TASK STATEMENT -> Give the data below again, word for word.

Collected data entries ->

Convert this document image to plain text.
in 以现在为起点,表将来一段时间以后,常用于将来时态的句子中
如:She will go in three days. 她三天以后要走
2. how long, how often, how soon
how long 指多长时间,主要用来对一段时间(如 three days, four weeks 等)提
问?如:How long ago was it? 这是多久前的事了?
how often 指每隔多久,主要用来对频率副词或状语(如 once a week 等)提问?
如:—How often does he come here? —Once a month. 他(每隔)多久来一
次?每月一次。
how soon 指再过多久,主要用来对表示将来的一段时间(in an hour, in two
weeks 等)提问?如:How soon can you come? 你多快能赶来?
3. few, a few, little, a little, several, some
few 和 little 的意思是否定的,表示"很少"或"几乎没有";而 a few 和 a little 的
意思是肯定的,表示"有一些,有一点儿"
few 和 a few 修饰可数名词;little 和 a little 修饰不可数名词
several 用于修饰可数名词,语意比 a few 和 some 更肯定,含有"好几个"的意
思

OUTPUT FOR THIS EXERCISE ->
Convert this document image to plain text.
in 以现在为起点,表将来一段时间以后,常用于将来时态的句子中
如:She will go in three days. 她三天以后要走
2. how long, how often, how soon
how long 指多长时间,主要用来对一段时间(如 three days, four weeks 等)提
问?如:How long ago was it? 这是多久前的事了?
how often 指每隔多久,主要用来对频率副词或状语(如 once a week 等)提问?
如:—How often does he come here? —Once a month. 他(每隔)多久来一
次?每月一次。
how soon 指再过多久,主要用来对表示将来的一段时间(in an hour, in two
weeks 等)提问?如:How soon can you come? 你多快能赶来?
3. few, a few, little, a little, several, some
few 和 little 的意思是否定的,表示"很少"或"几乎没有";而 a few 和 a little 的
意思是肯定的,表示"有一些,有一点儿"
few 和 a few 修饰可数名词;little 和 a little 修饰不可数名词
several 用于修饰可数名词,语意比 a few 和 some 更肯定,含有"好几个"的意
思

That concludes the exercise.